- [Short problem] Exact reproduction of the data is required, with images excluded.

- [Information supplied]
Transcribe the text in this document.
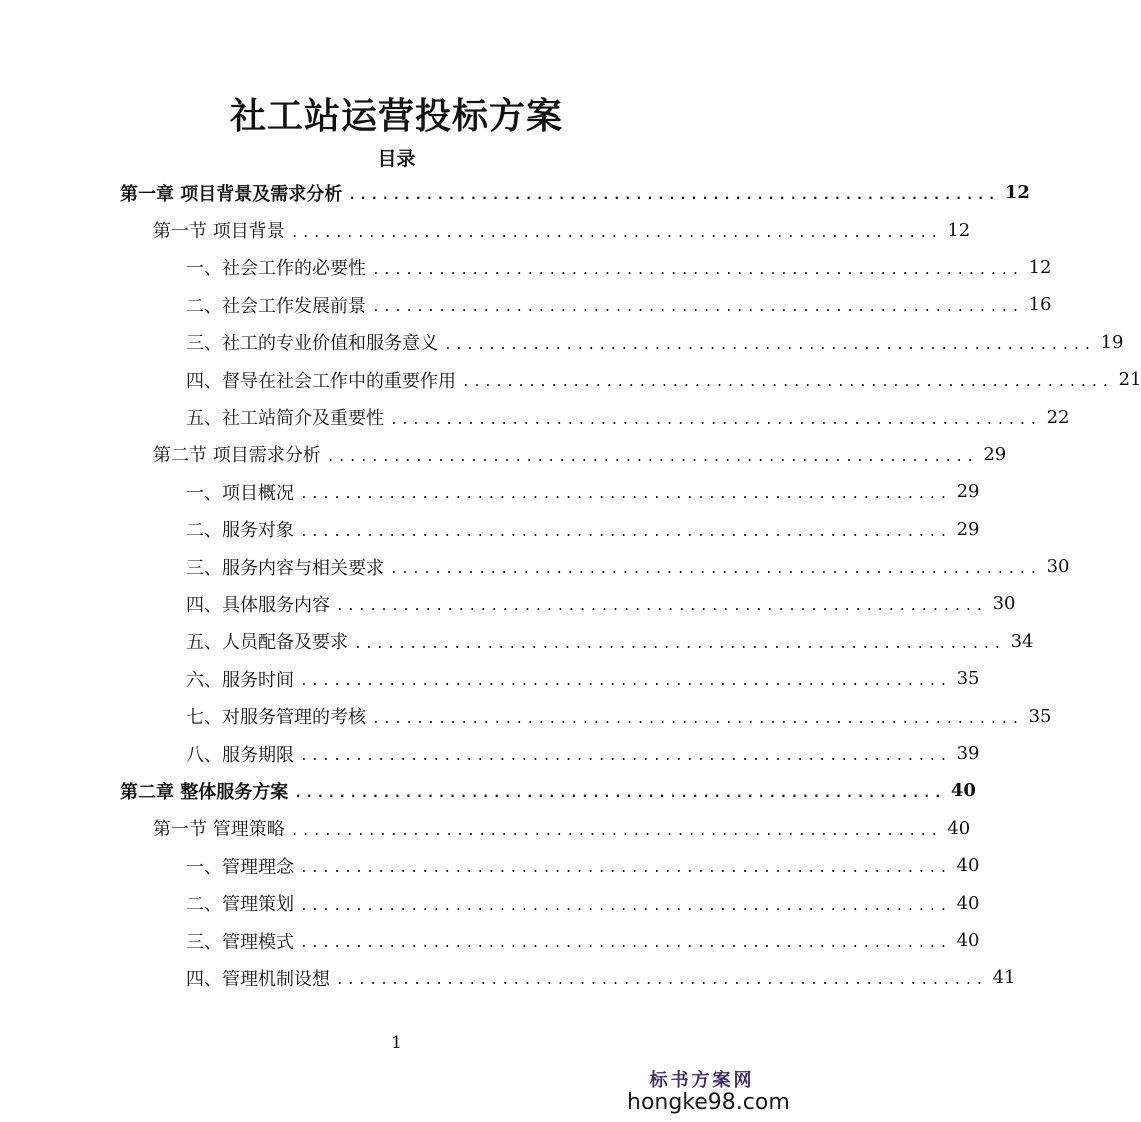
社工站运营投标方案
目录
第一章 项目背景及需求分析 ........................................................... 12
第一节 项目背景 ........................................................... 12
一、社会工作的必要性 ........................................................... 12
二、社会工作发展前景 ........................................................... 16
三、社工的专业价值和服务意义 ........................................................... 19
四、督导在社会工作中的重要作用 ........................................................... 21
五、社工站简介及重要性 ........................................................... 22
第二节 项目需求分析 ........................................................... 29
一、项目概况 ........................................................... 29
二、服务对象 ........................................................... 29
三、服务内容与相关要求 ........................................................... 30
四、具体服务内容 ........................................................... 30
五、人员配备及要求 ........................................................... 34
六、服务时间 ........................................................... 35
七、对服务管理的考核 ........................................................... 35
八、服务期限 ........................................................... 39
第二章 整体服务方案 ........................................................... 40
第一节 管理策略 ........................................................... 40
一、管理理念 ........................................................... 40
二、管理策划 ........................................................... 40
三、管理模式 ........................................................... 40
四、管理机制设想 ........................................................... 41
1
标书方案网
hongke98.com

- [Result below]
Transcribe the text in this document.
社工站运营投标方案
目录
第一章 项目背景及需求分析 ........................................................... 12
第一节 项目背景 ........................................................... 12
一、社会工作的必要性 ........................................................... 12
二、社会工作发展前景 ........................................................... 16
三、社工的专业价值和服务意义 ........................................................... 19
四、督导在社会工作中的重要作用 ........................................................... 21
五、社工站简介及重要性 ........................................................... 22
第二节 项目需求分析 ........................................................... 29
一、项目概况 ........................................................... 29
二、服务对象 ........................................................... 29
三、服务内容与相关要求 ........................................................... 30
四、具体服务内容 ........................................................... 30
五、人员配备及要求 ........................................................... 34
六、服务时间 ........................................................... 35
七、对服务管理的考核 ........................................................... 35
八、服务期限 ........................................................... 39
第二章 整体服务方案 ........................................................... 40
第一节 管理策略 ........................................................... 40
一、管理理念 ........................................................... 40
二、管理策划 ........................................................... 40
三、管理模式 ........................................................... 40
四、管理机制设想 ........................................................... 41
1
标书方案网
hongke98.com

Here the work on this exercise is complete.